◆ TASK DIRECTIONS ◆
Take every line from the listing below that includes "layers" and copy it.
** BEGIN EXTRACTED MATERIAL **
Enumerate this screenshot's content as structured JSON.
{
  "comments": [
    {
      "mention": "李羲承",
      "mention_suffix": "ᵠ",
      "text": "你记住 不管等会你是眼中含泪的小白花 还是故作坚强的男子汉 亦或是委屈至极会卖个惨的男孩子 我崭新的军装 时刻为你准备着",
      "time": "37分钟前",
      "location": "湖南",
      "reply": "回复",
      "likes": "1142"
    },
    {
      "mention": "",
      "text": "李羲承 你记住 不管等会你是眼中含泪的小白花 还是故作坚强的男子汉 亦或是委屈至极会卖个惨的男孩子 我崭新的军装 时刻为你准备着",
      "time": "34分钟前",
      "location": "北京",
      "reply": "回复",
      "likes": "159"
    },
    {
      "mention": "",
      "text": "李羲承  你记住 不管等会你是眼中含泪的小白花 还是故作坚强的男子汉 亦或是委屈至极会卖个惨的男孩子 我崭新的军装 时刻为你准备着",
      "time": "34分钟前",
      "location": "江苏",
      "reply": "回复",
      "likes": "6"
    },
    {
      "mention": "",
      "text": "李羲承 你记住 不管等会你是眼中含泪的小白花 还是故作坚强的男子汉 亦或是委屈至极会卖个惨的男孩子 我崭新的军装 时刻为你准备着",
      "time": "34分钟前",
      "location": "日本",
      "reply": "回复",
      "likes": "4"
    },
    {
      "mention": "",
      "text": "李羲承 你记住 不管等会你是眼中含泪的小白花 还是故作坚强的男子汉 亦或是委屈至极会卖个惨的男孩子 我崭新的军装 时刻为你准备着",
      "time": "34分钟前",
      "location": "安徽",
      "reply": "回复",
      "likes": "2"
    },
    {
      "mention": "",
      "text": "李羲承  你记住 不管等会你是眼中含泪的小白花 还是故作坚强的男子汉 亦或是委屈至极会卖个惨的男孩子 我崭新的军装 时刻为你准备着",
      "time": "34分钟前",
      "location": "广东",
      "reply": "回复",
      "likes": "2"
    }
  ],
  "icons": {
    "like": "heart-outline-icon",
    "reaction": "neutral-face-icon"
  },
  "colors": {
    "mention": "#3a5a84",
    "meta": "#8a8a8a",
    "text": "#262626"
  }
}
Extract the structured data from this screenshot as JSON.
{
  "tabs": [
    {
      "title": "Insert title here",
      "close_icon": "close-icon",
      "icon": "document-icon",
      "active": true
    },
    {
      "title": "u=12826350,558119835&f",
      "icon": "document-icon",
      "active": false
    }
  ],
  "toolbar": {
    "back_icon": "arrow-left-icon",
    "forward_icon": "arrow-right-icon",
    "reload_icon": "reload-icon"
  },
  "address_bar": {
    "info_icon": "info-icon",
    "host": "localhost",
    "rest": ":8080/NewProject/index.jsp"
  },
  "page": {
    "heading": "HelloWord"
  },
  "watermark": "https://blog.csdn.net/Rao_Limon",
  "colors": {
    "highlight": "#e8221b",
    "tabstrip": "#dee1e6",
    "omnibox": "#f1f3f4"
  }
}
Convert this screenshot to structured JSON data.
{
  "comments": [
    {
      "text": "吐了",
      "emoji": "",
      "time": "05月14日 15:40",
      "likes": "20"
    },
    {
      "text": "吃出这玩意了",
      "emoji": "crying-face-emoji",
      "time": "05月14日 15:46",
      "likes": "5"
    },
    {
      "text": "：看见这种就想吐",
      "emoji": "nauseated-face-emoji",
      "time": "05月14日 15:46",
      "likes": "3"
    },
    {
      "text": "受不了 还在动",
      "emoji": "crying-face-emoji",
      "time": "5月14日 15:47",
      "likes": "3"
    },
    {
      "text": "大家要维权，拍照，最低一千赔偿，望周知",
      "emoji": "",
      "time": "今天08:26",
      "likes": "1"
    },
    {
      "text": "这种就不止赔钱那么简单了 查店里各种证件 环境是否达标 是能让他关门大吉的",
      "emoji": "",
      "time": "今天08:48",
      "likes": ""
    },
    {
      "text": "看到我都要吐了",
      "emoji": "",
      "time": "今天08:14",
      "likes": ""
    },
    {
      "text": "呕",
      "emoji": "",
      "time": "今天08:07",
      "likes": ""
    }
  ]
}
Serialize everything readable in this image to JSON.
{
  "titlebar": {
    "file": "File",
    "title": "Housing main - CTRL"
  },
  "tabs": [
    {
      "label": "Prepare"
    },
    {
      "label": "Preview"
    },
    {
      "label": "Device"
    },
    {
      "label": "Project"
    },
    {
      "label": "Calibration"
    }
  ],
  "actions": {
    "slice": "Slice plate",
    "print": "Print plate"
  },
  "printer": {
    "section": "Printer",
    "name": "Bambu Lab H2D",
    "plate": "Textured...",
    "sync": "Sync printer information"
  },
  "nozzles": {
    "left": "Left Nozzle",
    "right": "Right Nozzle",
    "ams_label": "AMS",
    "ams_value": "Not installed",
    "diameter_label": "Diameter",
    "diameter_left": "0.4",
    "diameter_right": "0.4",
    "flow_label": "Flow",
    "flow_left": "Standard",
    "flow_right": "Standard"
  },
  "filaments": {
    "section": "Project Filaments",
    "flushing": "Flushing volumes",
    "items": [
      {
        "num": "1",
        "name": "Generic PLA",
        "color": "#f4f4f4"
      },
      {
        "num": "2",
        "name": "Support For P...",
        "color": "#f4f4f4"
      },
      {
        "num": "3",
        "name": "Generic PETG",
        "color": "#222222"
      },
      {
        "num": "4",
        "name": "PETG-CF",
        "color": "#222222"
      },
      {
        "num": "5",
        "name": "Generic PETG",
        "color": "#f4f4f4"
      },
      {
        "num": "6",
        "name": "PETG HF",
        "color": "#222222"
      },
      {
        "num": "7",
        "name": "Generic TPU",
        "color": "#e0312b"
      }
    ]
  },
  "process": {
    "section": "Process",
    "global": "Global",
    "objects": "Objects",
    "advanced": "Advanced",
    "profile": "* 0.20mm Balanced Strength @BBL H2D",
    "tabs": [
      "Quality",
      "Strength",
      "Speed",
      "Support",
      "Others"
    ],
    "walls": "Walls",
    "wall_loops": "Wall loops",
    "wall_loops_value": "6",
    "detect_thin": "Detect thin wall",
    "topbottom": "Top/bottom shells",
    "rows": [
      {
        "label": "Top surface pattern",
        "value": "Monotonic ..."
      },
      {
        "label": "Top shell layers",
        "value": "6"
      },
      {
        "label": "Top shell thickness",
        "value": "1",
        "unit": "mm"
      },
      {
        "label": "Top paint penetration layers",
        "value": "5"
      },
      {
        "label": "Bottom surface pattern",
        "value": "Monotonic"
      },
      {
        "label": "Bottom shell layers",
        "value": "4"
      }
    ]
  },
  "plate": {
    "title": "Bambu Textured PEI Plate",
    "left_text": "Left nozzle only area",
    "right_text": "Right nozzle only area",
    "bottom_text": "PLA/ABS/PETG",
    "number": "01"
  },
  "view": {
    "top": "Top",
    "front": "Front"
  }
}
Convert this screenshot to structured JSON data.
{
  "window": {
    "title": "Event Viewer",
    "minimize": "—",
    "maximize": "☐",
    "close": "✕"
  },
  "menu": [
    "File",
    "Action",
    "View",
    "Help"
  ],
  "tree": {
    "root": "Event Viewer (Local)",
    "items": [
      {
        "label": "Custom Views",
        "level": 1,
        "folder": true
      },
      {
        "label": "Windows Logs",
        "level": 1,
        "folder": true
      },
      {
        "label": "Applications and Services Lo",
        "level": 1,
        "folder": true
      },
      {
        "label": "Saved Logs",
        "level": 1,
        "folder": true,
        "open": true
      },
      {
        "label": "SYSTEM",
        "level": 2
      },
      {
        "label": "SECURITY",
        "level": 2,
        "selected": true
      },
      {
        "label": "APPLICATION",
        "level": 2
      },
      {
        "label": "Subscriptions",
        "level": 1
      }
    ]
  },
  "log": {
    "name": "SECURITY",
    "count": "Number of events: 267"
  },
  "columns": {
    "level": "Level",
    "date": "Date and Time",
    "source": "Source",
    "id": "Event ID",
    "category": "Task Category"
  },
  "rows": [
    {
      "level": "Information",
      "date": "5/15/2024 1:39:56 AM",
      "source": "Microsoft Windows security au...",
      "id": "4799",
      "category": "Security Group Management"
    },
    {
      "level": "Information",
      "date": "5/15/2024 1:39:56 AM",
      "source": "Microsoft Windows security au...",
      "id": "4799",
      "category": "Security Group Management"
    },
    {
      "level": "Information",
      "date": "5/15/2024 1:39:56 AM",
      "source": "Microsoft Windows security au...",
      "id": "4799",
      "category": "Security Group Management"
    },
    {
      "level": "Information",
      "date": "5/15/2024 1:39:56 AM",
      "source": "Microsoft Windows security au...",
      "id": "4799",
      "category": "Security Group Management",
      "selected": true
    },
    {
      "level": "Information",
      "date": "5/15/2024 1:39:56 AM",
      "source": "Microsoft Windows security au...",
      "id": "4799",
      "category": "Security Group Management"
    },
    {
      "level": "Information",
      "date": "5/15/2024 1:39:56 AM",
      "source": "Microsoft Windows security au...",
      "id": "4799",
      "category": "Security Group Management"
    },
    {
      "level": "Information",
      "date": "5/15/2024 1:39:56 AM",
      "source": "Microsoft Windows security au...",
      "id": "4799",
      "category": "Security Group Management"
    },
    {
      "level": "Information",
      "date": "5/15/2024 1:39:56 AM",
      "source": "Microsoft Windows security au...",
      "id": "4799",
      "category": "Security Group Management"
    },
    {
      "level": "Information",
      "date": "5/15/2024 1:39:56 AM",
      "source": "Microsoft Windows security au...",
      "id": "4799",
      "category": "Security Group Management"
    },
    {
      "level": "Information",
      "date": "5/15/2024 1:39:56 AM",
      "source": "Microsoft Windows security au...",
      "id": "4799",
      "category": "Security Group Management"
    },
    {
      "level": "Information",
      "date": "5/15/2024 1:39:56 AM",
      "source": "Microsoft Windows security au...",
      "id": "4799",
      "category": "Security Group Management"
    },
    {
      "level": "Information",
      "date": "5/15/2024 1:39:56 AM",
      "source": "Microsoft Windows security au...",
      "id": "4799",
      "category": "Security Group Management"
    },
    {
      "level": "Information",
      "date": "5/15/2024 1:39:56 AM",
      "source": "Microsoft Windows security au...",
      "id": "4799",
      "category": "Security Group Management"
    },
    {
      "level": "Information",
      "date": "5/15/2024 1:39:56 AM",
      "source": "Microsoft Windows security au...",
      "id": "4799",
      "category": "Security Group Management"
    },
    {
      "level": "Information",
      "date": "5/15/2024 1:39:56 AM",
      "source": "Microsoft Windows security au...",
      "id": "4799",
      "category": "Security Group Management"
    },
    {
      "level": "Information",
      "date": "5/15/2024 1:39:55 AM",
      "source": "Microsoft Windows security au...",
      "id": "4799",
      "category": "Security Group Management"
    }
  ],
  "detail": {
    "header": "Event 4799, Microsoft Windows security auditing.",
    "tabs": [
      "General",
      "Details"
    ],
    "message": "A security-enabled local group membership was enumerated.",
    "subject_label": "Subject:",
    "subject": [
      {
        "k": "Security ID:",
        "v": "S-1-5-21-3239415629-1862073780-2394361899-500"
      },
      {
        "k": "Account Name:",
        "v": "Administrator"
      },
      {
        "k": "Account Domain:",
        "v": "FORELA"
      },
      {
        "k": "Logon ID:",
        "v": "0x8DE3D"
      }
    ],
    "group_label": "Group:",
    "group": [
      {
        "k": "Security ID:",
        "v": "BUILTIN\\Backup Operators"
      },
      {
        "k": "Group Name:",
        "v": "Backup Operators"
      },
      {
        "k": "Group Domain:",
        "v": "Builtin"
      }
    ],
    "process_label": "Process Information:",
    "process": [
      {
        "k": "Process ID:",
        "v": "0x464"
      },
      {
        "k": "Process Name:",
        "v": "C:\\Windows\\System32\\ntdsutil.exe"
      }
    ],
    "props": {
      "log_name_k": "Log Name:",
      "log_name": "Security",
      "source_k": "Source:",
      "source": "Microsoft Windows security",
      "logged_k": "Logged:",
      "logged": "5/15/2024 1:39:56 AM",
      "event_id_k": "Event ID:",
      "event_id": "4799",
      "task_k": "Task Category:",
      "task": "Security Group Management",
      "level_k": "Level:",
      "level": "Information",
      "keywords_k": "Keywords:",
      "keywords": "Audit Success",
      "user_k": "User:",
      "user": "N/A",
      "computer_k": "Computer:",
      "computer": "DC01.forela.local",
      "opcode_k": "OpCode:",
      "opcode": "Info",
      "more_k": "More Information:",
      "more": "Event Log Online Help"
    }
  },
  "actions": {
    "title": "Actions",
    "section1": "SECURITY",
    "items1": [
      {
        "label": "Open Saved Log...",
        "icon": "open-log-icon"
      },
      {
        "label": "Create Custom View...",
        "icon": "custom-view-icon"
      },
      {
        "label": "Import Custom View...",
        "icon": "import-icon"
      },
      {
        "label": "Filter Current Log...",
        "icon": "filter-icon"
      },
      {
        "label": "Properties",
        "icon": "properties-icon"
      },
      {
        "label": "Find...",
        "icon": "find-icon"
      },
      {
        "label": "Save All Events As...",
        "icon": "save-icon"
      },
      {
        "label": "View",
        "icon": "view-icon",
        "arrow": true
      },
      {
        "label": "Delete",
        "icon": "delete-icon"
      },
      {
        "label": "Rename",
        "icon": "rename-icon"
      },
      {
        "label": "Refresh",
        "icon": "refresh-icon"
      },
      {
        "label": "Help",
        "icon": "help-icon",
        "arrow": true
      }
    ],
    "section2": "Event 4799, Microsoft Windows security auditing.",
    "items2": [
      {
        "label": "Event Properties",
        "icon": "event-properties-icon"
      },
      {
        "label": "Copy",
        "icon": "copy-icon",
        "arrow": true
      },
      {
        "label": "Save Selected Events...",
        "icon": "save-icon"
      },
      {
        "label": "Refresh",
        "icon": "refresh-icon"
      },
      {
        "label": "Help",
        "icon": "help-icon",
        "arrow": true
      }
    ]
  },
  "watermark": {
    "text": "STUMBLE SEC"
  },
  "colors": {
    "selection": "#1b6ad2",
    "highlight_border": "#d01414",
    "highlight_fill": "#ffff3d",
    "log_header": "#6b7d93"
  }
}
** END EXTRACTED MATERIAL **
◆ RESPONSE ◆
        "label": "Top shell layers",
        "label": "Top paint penetration layers",
        "label": "Bottom shell layers",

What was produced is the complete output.